__Exercise__.
Report every line of the data below that contains the string "cover".

○ ○ ○ ○ ○ ○ ○

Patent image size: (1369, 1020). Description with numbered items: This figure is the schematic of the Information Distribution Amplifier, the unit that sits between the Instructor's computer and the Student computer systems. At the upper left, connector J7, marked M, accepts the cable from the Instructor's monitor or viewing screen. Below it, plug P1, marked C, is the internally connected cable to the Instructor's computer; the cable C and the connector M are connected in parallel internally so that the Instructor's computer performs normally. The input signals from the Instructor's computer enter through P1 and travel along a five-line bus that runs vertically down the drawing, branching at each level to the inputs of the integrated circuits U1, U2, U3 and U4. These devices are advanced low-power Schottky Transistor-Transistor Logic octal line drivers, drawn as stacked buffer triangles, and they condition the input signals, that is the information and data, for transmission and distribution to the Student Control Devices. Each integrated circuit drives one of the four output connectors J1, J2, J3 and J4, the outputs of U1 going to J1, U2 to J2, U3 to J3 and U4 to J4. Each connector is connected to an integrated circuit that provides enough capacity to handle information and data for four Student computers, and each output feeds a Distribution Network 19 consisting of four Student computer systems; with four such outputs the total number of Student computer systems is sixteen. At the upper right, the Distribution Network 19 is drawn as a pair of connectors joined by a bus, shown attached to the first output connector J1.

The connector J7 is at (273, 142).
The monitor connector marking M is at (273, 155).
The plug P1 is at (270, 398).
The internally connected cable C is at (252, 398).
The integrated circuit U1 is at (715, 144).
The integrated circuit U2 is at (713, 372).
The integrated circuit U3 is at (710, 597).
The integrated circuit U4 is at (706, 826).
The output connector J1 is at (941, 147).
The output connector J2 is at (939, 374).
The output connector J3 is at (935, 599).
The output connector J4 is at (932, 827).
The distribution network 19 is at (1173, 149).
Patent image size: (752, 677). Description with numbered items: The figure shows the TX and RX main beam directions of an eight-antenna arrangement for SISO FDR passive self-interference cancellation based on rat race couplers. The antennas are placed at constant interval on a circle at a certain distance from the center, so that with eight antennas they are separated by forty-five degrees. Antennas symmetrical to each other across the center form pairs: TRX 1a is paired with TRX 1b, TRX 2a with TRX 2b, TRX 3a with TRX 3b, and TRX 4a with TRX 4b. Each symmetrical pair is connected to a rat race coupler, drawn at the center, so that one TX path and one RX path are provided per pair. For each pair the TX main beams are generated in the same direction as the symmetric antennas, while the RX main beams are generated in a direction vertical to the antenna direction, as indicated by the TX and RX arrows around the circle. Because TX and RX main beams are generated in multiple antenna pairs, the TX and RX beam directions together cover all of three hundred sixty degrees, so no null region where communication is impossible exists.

○ ○ ○ ○ ○ ○ ○

__Written reply__.
Patent image size: (752, 677). Description with numbered items: The figure shows the TX and RX main beam directions of an eight-antenna arrangement for SISO FDR passive self-interference cancellation based on rat race couplers. The antennas are placed at constant interval on a circle at a certain distance from the center, so that with eight antennas they are separated by forty-five degrees. Antennas symmetrical to each other across the center form pairs: TRX 1a is paired with TRX 1b, TRX 2a with TRX 2b, TRX 3a with TRX 3b, and TRX 4a with TRX 4b. Each symmetrical pair is connected to a rat race coupler, drawn at the center, so that one TX path and one RX path are provided per pair. For each pair the TX main beams are generated in the same direction as the symmetric antennas, while the RX main beams are generated in a direction vertical to the antenna direction, as indicated by the TX and RX arrows around the circle. Because TX and RX main beams are generated in multiple antenna pairs, the TX and RX beam directions together cover all of three hundred sixty degrees, so no null region where communication is impossible exists.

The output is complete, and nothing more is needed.